▼
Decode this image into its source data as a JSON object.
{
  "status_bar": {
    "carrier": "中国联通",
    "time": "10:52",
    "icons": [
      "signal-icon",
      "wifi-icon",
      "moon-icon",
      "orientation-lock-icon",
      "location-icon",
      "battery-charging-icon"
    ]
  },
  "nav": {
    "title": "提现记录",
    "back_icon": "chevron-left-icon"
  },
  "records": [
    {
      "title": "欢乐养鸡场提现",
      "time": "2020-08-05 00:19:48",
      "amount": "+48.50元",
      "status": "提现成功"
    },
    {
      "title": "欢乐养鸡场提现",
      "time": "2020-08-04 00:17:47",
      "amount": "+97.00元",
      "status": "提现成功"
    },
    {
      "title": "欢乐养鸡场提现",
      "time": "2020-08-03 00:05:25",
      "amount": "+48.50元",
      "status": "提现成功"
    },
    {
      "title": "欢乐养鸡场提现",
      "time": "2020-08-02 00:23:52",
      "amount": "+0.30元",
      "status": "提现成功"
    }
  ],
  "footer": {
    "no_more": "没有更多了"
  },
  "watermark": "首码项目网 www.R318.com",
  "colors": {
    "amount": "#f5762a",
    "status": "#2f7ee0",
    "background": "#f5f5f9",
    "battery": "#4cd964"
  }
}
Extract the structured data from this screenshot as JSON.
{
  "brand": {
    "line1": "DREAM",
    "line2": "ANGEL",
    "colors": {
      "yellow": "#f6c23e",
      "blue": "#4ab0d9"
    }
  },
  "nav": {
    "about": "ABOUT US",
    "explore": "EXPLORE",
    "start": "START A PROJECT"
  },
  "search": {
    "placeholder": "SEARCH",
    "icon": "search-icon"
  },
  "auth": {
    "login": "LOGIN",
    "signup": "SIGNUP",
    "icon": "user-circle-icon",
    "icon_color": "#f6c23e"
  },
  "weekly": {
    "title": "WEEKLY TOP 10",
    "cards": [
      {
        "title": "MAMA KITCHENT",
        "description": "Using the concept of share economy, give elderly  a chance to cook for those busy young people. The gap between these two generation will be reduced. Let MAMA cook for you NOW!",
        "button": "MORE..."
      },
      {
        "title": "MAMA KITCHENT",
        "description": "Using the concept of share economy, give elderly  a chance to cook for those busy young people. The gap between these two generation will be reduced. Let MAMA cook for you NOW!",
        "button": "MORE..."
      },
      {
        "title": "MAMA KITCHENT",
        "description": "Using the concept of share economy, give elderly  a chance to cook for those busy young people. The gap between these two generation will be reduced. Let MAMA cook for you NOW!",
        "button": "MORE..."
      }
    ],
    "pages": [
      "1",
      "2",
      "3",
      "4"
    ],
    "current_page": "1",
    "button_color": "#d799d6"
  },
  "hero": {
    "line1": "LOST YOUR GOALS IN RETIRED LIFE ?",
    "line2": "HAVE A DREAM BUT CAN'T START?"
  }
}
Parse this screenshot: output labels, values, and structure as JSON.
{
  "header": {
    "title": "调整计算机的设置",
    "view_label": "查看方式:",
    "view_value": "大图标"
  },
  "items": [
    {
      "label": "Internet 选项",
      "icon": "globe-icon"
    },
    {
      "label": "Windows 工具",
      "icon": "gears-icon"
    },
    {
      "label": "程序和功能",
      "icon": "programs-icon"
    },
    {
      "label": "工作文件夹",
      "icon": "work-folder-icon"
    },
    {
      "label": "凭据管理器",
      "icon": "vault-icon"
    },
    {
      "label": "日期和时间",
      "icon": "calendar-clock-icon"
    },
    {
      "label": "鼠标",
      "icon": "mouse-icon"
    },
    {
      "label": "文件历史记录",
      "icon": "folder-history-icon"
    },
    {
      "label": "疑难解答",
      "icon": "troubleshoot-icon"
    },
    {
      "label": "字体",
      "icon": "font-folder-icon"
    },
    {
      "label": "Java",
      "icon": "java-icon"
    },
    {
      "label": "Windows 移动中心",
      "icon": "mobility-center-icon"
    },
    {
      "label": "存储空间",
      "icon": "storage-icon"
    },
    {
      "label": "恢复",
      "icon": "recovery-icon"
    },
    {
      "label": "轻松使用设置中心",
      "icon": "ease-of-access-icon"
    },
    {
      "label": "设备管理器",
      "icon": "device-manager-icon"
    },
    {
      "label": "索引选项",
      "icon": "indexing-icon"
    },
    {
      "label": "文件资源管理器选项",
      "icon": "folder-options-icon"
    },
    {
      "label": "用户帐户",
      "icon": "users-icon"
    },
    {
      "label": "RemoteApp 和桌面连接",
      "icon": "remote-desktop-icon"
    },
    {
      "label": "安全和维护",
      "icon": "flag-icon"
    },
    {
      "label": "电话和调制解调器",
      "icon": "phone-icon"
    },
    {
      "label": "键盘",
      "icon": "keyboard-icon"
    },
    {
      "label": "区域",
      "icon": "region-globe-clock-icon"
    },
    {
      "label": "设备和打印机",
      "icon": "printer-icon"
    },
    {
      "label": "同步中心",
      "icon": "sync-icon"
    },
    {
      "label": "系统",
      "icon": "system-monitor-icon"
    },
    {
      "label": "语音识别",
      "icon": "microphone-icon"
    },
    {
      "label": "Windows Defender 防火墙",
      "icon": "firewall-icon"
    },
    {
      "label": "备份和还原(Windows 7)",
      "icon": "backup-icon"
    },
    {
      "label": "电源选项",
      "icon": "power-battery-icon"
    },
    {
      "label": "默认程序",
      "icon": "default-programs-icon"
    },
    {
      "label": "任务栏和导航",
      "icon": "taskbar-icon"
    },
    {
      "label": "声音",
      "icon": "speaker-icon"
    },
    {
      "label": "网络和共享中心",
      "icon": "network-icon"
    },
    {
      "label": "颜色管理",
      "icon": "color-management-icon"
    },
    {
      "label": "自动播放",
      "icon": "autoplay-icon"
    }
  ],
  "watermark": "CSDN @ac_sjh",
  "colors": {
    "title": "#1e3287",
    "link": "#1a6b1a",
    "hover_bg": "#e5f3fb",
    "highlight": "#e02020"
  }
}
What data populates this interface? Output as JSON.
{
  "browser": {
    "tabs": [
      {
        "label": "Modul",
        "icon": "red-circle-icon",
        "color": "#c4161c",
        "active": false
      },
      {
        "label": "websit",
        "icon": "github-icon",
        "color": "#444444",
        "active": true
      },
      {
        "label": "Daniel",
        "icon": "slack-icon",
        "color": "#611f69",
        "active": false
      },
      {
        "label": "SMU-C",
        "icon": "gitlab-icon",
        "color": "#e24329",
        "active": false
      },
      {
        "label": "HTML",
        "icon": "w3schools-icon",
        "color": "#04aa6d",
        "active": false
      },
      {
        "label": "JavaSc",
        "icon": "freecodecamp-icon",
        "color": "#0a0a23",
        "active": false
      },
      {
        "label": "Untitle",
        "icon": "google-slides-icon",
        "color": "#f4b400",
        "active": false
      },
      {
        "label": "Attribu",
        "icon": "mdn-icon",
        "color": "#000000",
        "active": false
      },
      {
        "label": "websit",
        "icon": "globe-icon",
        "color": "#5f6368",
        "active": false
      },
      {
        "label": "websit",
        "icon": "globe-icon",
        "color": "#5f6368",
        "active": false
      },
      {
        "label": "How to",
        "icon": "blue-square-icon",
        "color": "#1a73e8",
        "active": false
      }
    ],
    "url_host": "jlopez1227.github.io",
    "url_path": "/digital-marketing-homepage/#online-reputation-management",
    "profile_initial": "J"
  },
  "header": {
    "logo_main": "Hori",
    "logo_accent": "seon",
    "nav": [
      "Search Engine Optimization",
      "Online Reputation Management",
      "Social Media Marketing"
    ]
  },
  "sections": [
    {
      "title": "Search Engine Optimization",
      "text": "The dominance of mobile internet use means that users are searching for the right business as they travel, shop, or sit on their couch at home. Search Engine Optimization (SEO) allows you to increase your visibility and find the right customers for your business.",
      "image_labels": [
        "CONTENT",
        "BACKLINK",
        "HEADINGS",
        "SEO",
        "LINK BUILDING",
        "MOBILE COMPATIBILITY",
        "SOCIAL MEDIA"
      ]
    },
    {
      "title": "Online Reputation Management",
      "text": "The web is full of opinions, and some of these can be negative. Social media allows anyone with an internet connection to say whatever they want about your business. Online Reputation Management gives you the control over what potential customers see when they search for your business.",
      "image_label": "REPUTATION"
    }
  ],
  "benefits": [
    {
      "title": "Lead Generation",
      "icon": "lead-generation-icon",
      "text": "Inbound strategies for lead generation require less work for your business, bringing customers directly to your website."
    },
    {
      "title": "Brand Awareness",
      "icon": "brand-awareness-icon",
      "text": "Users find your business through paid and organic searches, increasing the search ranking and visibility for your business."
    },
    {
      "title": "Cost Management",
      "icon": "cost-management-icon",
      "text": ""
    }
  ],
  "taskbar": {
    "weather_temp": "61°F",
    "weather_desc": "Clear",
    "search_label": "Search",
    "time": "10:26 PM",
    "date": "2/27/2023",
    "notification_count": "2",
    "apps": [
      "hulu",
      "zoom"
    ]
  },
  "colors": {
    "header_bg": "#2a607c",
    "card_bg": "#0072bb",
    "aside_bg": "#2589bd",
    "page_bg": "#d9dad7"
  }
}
▲
From the entries above, extract every line where the word "data" appears.

Decode this image into its source data as a JSON object.
Extract the structured data from this screenshot as JSON.
What data populates this interface? Output as JSON.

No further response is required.